### EXERCISE DETAILS
Repeat the entire listing exactly as written.

### ENTRIES SUPPLIED
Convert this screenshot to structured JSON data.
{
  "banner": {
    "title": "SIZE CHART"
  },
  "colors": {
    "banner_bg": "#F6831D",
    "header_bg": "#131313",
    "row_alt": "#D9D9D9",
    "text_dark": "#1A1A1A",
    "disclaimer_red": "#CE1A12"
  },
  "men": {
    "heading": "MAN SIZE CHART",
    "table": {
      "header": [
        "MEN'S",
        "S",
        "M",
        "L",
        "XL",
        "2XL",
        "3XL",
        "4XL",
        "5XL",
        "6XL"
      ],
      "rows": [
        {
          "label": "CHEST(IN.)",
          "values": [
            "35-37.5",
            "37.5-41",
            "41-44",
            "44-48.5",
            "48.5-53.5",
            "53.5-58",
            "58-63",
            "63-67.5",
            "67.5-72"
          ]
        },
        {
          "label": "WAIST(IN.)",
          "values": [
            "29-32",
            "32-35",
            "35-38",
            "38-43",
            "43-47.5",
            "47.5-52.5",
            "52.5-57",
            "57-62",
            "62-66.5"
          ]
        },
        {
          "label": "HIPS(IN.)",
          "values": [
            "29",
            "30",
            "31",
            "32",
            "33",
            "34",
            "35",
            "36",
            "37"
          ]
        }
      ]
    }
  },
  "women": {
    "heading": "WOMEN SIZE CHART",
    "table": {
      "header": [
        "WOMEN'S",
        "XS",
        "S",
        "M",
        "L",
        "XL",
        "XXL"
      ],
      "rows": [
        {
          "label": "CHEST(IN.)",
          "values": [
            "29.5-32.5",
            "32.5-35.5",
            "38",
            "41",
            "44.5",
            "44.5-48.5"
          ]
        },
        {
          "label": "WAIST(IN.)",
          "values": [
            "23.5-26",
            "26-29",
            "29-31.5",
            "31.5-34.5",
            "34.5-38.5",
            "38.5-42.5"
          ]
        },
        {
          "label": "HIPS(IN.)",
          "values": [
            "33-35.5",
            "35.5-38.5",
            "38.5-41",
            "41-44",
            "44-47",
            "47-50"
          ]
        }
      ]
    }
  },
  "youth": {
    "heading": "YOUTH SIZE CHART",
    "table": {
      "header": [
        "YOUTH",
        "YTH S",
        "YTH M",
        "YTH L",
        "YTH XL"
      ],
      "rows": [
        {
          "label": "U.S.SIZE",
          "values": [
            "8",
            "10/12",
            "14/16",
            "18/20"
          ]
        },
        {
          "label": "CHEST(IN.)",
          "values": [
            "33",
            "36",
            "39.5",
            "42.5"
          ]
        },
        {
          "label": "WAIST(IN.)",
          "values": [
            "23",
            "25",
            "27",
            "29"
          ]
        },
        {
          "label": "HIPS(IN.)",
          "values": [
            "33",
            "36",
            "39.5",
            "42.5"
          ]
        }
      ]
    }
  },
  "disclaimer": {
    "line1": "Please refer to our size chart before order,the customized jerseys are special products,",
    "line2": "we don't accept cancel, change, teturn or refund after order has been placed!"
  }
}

### EXERCISE ANSWER
Convert this screenshot to structured JSON data.
{
  "banner": {
    "title": "SIZE CHART"
  },
  "colors": {
    "banner_bg": "#F6831D",
    "header_bg": "#131313",
    "row_alt": "#D9D9D9",
    "text_dark": "#1A1A1A",
    "disclaimer_red": "#CE1A12"
  },
  "men": {
    "heading": "MAN SIZE CHART",
    "table": {
      "header": [
        "MEN'S",
        "S",
        "M",
        "L",
        "XL",
        "2XL",
        "3XL",
        "4XL",
        "5XL",
        "6XL"
      ],
      "rows": [
        {
          "label": "CHEST(IN.)",
          "values": [
            "35-37.5",
            "37.5-41",
            "41-44",
            "44-48.5",
            "48.5-53.5",
            "53.5-58",
            "58-63",
            "63-67.5",
            "67.5-72"
          ]
        },
        {
          "label": "WAIST(IN.)",
          "values": [
            "29-32",
            "32-35",
            "35-38",
            "38-43",
            "43-47.5",
            "47.5-52.5",
            "52.5-57",
            "57-62",
            "62-66.5"
          ]
        },
        {
          "label": "HIPS(IN.)",
          "values": [
            "29",
            "30",
            "31",
            "32",
            "33",
            "34",
            "35",
            "36",
            "37"
          ]
        }
      ]
    }
  },
  "women": {
    "heading": "WOMEN SIZE CHART",
    "table": {
      "header": [
        "WOMEN'S",
        "XS",
        "S",
        "M",
        "L",
        "XL",
        "XXL"
      ],
      "rows": [
        {
          "label": "CHEST(IN.)",
          "values": [
            "29.5-32.5",
            "32.5-35.5",
            "38",
            "41",
            "44.5",
            "44.5-48.5"
          ]
        },
        {
          "label": "WAIST(IN.)",
          "values": [
            "23.5-26",
            "26-29",
            "29-31.5",
            "31.5-34.5",
            "34.5-38.5",
            "38.5-42.5"
          ]
        },
        {
          "label": "HIPS(IN.)",
          "values": [
            "33-35.5",
            "35.5-38.5",
            "38.5-41",
            "41-44",
            "44-47",
            "47-50"
          ]
        }
      ]
    }
  },
  "youth": {
    "heading": "YOUTH SIZE CHART",
    "table": {
      "header": [
        "YOUTH",
        "YTH S",
        "YTH M",
        "YTH L",
        "YTH XL"
      ],
      "rows": [
        {
          "label": "U.S.SIZE",
          "values": [
            "8",
            "10/12",
            "14/16",
            "18/20"
          ]
        },
        {
          "label": "CHEST(IN.)",
          "values": [
            "33",
            "36",
            "39.5",
            "42.5"
          ]
        },
        {
          "label": "WAIST(IN.)",
          "values": [
            "23",
            "25",
            "27",
            "29"
          ]
        },
        {
          "label": "HIPS(IN.)",
          "values": [
            "33",
            "36",
            "39.5",
            "42.5"
          ]
        }
      ]
    }
  },
  "disclaimer": {
    "line1": "Please refer to our size chart before order,the customized jerseys are special products,",
    "line2": "we don't accept cancel, change, teturn or refund after order has been placed!"
  }
}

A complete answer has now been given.